(Collected data)
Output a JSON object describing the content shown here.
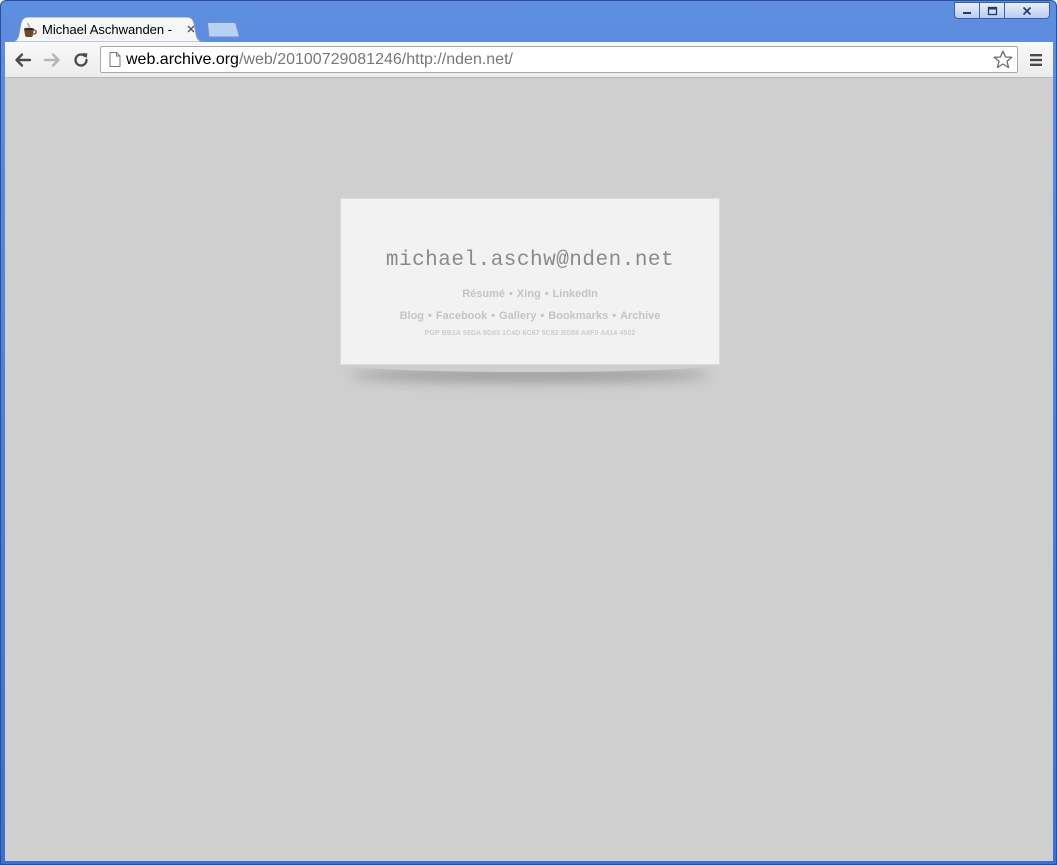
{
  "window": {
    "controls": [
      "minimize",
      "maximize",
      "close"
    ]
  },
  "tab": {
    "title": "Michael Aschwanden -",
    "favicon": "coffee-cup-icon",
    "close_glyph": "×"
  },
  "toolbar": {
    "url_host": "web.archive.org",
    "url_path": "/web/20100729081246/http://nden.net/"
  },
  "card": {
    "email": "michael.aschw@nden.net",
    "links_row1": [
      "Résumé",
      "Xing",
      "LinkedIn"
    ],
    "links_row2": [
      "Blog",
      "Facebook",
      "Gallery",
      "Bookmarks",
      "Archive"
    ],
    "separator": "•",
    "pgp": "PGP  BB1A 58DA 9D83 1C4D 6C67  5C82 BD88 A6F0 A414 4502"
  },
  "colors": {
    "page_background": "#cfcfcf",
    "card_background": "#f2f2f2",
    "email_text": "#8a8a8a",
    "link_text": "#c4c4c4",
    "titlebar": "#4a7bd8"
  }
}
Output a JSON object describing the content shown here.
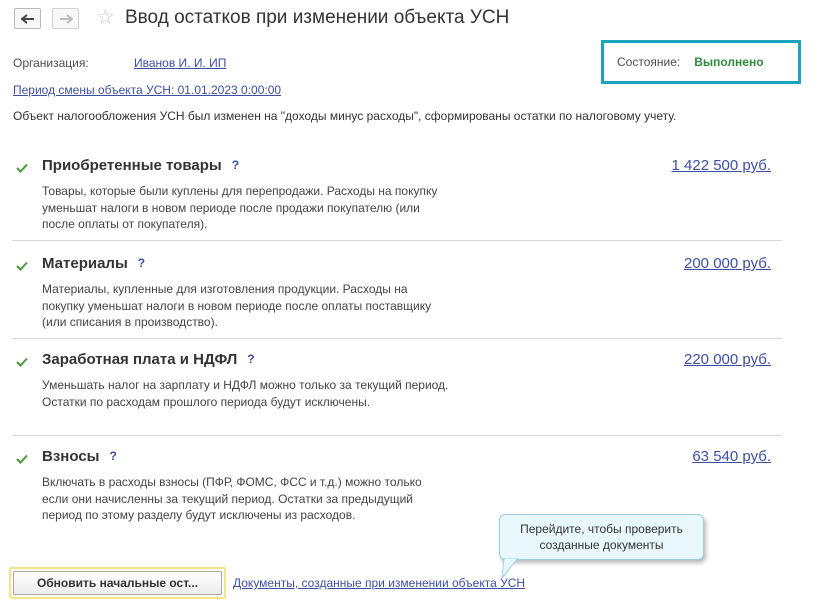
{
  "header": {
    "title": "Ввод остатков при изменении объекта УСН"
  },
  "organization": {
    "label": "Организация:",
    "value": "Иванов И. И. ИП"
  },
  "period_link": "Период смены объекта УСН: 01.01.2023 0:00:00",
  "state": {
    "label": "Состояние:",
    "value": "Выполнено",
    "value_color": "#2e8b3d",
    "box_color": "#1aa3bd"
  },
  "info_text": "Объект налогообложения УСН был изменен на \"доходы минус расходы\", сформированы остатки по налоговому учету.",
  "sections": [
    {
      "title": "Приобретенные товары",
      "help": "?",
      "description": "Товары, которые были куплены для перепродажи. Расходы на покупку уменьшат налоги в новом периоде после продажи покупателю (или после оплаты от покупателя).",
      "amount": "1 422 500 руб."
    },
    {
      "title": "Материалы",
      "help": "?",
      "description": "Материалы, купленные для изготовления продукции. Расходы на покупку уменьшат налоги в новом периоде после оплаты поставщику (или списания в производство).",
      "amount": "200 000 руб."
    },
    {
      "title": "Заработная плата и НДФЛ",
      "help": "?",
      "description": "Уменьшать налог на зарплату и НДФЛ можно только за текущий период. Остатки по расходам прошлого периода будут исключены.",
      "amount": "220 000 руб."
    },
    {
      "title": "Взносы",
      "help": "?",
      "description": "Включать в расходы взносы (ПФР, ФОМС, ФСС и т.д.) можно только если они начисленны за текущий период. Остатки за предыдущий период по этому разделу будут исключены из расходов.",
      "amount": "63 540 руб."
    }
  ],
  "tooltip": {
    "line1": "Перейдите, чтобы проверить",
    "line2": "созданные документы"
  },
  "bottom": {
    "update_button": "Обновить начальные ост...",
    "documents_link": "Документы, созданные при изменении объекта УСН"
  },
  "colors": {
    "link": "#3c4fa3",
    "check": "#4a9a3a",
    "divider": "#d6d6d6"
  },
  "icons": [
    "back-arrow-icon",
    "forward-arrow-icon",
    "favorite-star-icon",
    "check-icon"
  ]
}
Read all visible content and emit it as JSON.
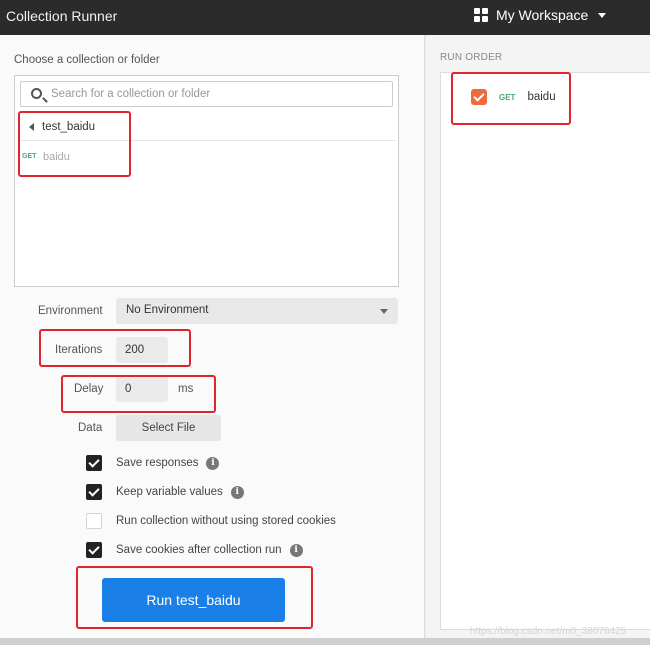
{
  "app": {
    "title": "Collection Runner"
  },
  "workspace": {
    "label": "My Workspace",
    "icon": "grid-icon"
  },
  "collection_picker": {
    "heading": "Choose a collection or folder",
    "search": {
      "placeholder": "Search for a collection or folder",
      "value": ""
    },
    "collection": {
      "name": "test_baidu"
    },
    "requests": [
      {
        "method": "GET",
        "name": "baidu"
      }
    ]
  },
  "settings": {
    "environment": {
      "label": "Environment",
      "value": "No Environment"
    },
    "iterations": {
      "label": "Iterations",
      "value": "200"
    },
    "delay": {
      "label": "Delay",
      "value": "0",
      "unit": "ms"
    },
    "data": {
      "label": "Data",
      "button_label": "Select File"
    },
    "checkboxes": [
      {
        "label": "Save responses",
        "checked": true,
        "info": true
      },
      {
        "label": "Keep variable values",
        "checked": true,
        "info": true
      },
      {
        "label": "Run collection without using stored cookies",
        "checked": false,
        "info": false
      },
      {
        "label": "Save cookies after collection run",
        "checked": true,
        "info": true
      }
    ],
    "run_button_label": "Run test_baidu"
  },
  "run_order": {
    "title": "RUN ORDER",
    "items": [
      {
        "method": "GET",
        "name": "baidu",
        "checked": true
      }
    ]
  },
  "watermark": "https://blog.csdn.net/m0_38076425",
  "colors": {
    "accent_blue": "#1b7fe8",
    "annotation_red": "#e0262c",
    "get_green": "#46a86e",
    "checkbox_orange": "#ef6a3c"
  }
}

*Prompt*. Output the records above exactly; leave out the pictures.

*Result*.
Output a JSON object describing the content shown here.
{
  "window": {
    "controls": [
      "minimize",
      "maximize",
      "close"
    ]
  },
  "tab": {
    "title": "Michael Aschwanden -",
    "favicon": "coffee-cup-icon",
    "close_glyph": "×"
  },
  "toolbar": {
    "url_host": "web.archive.org",
    "url_path": "/web/20100729081246/http://nden.net/"
  },
  "card": {
    "email": "michael.aschw@nden.net",
    "links_row1": [
      "Résumé",
      "Xing",
      "LinkedIn"
    ],
    "links_row2": [
      "Blog",
      "Facebook",
      "Gallery",
      "Bookmarks",
      "Archive"
    ],
    "separator": "•",
    "pgp": "PGP  BB1A 58DA 9D83 1C4D 6C67  5C82 BD88 A6F0 A414 4502"
  },
  "colors": {
    "page_background": "#cfcfcf",
    "card_background": "#f2f2f2",
    "email_text": "#8a8a8a",
    "link_text": "#c4c4c4",
    "titlebar": "#4a7bd8"
  }
}
Output a JSON object describing the content shown here.
{
  "header": {
    "title": "Ввод остатков при изменении объекта УСН"
  },
  "organization": {
    "label": "Организация:",
    "value": "Иванов И. И. ИП"
  },
  "period_link": "Период смены объекта УСН: 01.01.2023 0:00:00",
  "state": {
    "label": "Состояние:",
    "value": "Выполнено",
    "value_color": "#2e8b3d",
    "box_color": "#1aa3bd"
  },
  "info_text": "Объект налогообложения УСН был изменен на \"доходы минус расходы\", сформированы остатки по налоговому учету.",
  "sections": [
    {
      "title": "Приобретенные товары",
      "help": "?",
      "description": "Товары, которые были куплены для перепродажи. Расходы на покупку уменьшат налоги в новом периоде после продажи покупателю (или после оплаты от покупателя).",
      "amount": "1 422 500 руб."
    },
    {
      "title": "Материалы",
      "help": "?",
      "description": "Материалы, купленные для изготовления продукции. Расходы на покупку уменьшат налоги в новом периоде после оплаты поставщику (или списания в производство).",
      "amount": "200 000 руб."
    },
    {
      "title": "Заработная плата и НДФЛ",
      "help": "?",
      "description": "Уменьшать налог на зарплату и НДФЛ можно только за текущий период. Остатки по расходам прошлого периода будут исключены.",
      "amount": "220 000 руб."
    },
    {
      "title": "Взносы",
      "help": "?",
      "description": "Включать в расходы взносы (ПФР, ФОМС, ФСС и т.д.) можно только если они начисленны за текущий период. Остатки за предыдущий период по этому разделу будут исключены из расходов.",
      "amount": "63 540 руб."
    }
  ],
  "tooltip": {
    "line1": "Перейдите, чтобы проверить",
    "line2": "созданные документы"
  },
  "bottom": {
    "update_button": "Обновить начальные ост...",
    "documents_link": "Документы, созданные при изменении объекта УСН"
  },
  "colors": {
    "link": "#3c4fa3",
    "check": "#4a9a3a",
    "divider": "#d6d6d6"
  },
  "icons": [
    "back-arrow-icon",
    "forward-arrow-icon",
    "favorite-star-icon",
    "check-icon"
  ]
}
Read all visible content and emit it as JSON.
{
  "app": {
    "title": "Collection Runner"
  },
  "workspace": {
    "label": "My Workspace",
    "icon": "grid-icon"
  },
  "collection_picker": {
    "heading": "Choose a collection or folder",
    "search": {
      "placeholder": "Search for a collection or folder",
      "value": ""
    },
    "collection": {
      "name": "test_baidu"
    },
    "requests": [
      {
        "method": "GET",
        "name": "baidu"
      }
    ]
  },
  "settings": {
    "environment": {
      "label": "Environment",
      "value": "No Environment"
    },
    "iterations": {
      "label": "Iterations",
      "value": "200"
    },
    "delay": {
      "label": "Delay",
      "value": "0",
      "unit": "ms"
    },
    "data": {
      "label": "Data",
      "button_label": "Select File"
    },
    "checkboxes": [
      {
        "label": "Save responses",
        "checked": true,
        "info": true
      },
      {
        "label": "Keep variable values",
        "checked": true,
        "info": true
      },
      {
        "label": "Run collection without using stored cookies",
        "checked": false,
        "info": false
      },
      {
        "label": "Save cookies after collection run",
        "checked": true,
        "info": true
      }
    ],
    "run_button_label": "Run test_baidu"
  },
  "run_order": {
    "title": "RUN ORDER",
    "items": [
      {
        "method": "GET",
        "name": "baidu",
        "checked": true
      }
    ]
  },
  "watermark": "https://blog.csdn.net/m0_38076425",
  "colors": {
    "accent_blue": "#1b7fe8",
    "annotation_red": "#e0262c",
    "get_green": "#46a86e",
    "checkbox_orange": "#ef6a3c"
  }
}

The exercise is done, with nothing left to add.